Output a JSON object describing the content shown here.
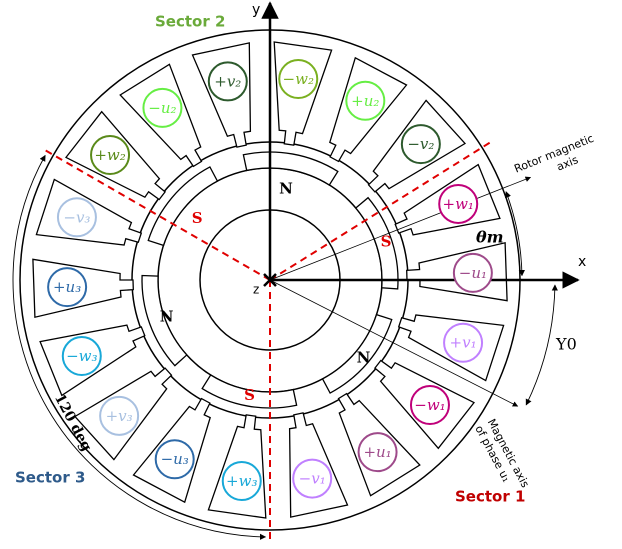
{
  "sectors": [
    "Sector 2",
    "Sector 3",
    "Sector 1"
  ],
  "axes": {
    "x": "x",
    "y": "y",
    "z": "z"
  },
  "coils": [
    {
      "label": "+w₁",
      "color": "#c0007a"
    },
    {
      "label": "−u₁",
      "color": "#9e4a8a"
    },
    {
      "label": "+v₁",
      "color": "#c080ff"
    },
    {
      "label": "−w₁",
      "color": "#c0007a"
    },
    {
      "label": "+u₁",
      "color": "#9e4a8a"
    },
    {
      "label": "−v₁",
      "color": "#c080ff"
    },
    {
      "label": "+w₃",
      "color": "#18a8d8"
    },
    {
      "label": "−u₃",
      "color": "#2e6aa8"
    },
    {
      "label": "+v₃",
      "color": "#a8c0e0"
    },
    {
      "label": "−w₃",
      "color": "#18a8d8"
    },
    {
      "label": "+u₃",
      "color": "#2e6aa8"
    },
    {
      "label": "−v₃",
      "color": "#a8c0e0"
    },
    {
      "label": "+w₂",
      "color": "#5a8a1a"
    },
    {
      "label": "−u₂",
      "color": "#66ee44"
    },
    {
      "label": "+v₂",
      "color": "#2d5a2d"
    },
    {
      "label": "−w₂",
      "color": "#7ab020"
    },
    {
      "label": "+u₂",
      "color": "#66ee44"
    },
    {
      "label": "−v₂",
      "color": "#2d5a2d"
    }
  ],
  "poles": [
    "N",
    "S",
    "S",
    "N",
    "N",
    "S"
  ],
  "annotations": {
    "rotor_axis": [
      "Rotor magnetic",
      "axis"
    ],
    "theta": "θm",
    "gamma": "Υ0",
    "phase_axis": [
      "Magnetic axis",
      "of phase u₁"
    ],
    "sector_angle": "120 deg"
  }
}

+--

Your task is to return the entries above exactly, with no pictures.

TASK RESULT:
Output a JSON object describing the content shown here.
{
  "sectors": [
    "Sector 2",
    "Sector 3",
    "Sector 1"
  ],
  "axes": {
    "x": "x",
    "y": "y",
    "z": "z"
  },
  "coils": [
    {
      "label": "+w₁",
      "color": "#c0007a"
    },
    {
      "label": "−u₁",
      "color": "#9e4a8a"
    },
    {
      "label": "+v₁",
      "color": "#c080ff"
    },
    {
      "label": "−w₁",
      "color": "#c0007a"
    },
    {
      "label": "+u₁",
      "color": "#9e4a8a"
    },
    {
      "label": "−v₁",
      "color": "#c080ff"
    },
    {
      "label": "+w₃",
      "color": "#18a8d8"
    },
    {
      "label": "−u₃",
      "color": "#2e6aa8"
    },
    {
      "label": "+v₃",
      "color": "#a8c0e0"
    },
    {
      "label": "−w₃",
      "color": "#18a8d8"
    },
    {
      "label": "+u₃",
      "color": "#2e6aa8"
    },
    {
      "label": "−v₃",
      "color": "#a8c0e0"
    },
    {
      "label": "+w₂",
      "color": "#5a8a1a"
    },
    {
      "label": "−u₂",
      "color": "#66ee44"
    },
    {
      "label": "+v₂",
      "color": "#2d5a2d"
    },
    {
      "label": "−w₂",
      "color": "#7ab020"
    },
    {
      "label": "+u₂",
      "color": "#66ee44"
    },
    {
      "label": "−v₂",
      "color": "#2d5a2d"
    }
  ],
  "poles": [
    "N",
    "S",
    "S",
    "N",
    "N",
    "S"
  ],
  "annotations": {
    "rotor_axis": [
      "Rotor magnetic",
      "axis"
    ],
    "theta": "θm",
    "gamma": "Υ0",
    "phase_axis": [
      "Magnetic axis",
      "of phase u₁"
    ],
    "sector_angle": "120 deg"
  }
}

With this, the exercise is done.